---------- SUPPLIED ENTRIES ----------

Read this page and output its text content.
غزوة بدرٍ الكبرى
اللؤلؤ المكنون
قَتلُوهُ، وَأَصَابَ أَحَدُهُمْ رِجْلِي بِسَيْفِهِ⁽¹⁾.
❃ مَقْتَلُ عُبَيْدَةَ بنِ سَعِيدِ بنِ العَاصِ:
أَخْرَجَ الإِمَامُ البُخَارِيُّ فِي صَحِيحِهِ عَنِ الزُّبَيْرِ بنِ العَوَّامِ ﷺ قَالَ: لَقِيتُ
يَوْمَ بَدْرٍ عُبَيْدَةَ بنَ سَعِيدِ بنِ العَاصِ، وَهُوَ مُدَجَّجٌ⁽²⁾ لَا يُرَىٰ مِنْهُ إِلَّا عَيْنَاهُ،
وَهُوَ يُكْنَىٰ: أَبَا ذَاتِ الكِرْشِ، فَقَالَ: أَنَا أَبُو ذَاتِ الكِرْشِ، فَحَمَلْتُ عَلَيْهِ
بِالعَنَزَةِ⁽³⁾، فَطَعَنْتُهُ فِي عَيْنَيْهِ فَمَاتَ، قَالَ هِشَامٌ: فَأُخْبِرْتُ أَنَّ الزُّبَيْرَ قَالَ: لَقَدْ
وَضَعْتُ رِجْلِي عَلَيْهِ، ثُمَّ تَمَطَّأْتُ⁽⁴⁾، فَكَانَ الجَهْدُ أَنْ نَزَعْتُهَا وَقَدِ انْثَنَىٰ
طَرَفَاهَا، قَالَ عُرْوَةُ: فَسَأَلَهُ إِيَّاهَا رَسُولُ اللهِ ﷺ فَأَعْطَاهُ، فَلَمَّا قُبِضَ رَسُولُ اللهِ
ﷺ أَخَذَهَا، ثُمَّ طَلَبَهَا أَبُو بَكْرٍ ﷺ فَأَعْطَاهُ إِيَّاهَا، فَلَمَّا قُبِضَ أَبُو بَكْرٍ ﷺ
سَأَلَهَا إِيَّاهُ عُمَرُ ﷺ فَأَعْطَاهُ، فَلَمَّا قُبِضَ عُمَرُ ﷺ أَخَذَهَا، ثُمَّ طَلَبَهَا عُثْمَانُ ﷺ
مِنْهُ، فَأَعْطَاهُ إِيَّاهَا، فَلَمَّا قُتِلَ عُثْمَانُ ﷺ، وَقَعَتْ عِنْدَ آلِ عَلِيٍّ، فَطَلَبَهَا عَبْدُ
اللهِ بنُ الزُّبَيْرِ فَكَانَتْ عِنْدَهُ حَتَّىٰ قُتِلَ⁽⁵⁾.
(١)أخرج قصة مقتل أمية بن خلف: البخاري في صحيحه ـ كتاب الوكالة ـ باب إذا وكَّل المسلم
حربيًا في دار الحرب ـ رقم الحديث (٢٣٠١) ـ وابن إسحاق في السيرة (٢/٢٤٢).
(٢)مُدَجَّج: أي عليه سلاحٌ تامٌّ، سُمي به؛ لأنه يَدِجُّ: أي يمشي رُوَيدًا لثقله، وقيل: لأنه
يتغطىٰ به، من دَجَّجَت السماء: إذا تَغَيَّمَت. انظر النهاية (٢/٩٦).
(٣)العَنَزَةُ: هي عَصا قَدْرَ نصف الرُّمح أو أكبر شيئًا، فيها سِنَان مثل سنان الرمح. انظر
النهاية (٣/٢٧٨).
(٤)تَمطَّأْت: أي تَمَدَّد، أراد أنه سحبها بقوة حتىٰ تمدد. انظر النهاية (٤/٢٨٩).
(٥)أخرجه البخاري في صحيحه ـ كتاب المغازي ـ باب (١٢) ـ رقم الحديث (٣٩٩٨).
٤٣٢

----------

:: YOUR GOAL ::
Output the entries exactly.

:: EXERCISE RESULT ::
Read this page and output its text content.
غزوة بدرٍ الكبرى
اللؤلؤ المكنون
قَتلُوهُ، وَأَصَابَ أَحَدُهُمْ رِجْلِي بِسَيْفِهِ⁽¹⁾.
❃ مَقْتَلُ عُبَيْدَةَ بنِ سَعِيدِ بنِ العَاصِ:
أَخْرَجَ الإِمَامُ البُخَارِيُّ فِي صَحِيحِهِ عَنِ الزُّبَيْرِ بنِ العَوَّامِ ﷺ قَالَ: لَقِيتُ
يَوْمَ بَدْرٍ عُبَيْدَةَ بنَ سَعِيدِ بنِ العَاصِ، وَهُوَ مُدَجَّجٌ⁽²⁾ لَا يُرَىٰ مِنْهُ إِلَّا عَيْنَاهُ،
وَهُوَ يُكْنَىٰ: أَبَا ذَاتِ الكِرْشِ، فَقَالَ: أَنَا أَبُو ذَاتِ الكِرْشِ، فَحَمَلْتُ عَلَيْهِ
بِالعَنَزَةِ⁽³⁾، فَطَعَنْتُهُ فِي عَيْنَيْهِ فَمَاتَ، قَالَ هِشَامٌ: فَأُخْبِرْتُ أَنَّ الزُّبَيْرَ قَالَ: لَقَدْ
وَضَعْتُ رِجْلِي عَلَيْهِ، ثُمَّ تَمَطَّأْتُ⁽⁴⁾، فَكَانَ الجَهْدُ أَنْ نَزَعْتُهَا وَقَدِ انْثَنَىٰ
طَرَفَاهَا، قَالَ عُرْوَةُ: فَسَأَلَهُ إِيَّاهَا رَسُولُ اللهِ ﷺ فَأَعْطَاهُ، فَلَمَّا قُبِضَ رَسُولُ اللهِ
ﷺ أَخَذَهَا، ثُمَّ طَلَبَهَا أَبُو بَكْرٍ ﷺ فَأَعْطَاهُ إِيَّاهَا، فَلَمَّا قُبِضَ أَبُو بَكْرٍ ﷺ
سَأَلَهَا إِيَّاهُ عُمَرُ ﷺ فَأَعْطَاهُ، فَلَمَّا قُبِضَ عُمَرُ ﷺ أَخَذَهَا، ثُمَّ طَلَبَهَا عُثْمَانُ ﷺ
مِنْهُ، فَأَعْطَاهُ إِيَّاهَا، فَلَمَّا قُتِلَ عُثْمَانُ ﷺ، وَقَعَتْ عِنْدَ آلِ عَلِيٍّ، فَطَلَبَهَا عَبْدُ
اللهِ بنُ الزُّبَيْرِ فَكَانَتْ عِنْدَهُ حَتَّىٰ قُتِلَ⁽⁵⁾.
(١)أخرج قصة مقتل أمية بن خلف: البخاري في صحيحه ـ كتاب الوكالة ـ باب إذا وكَّل المسلم
حربيًا في دار الحرب ـ رقم الحديث (٢٣٠١) ـ وابن إسحاق في السيرة (٢/٢٤٢).
(٢)مُدَجَّج: أي عليه سلاحٌ تامٌّ، سُمي به؛ لأنه يَدِجُّ: أي يمشي رُوَيدًا لثقله، وقيل: لأنه
يتغطىٰ به، من دَجَّجَت السماء: إذا تَغَيَّمَت. انظر النهاية (٢/٩٦).
(٣)العَنَزَةُ: هي عَصا قَدْرَ نصف الرُّمح أو أكبر شيئًا، فيها سِنَان مثل سنان الرمح. انظر
النهاية (٣/٢٧٨).
(٤)تَمطَّأْت: أي تَمَدَّد، أراد أنه سحبها بقوة حتىٰ تمدد. انظر النهاية (٤/٢٨٩).
(٥)أخرجه البخاري في صحيحه ـ كتاب المغازي ـ باب (١٢) ـ رقم الحديث (٣٩٩٨).
٤٣٢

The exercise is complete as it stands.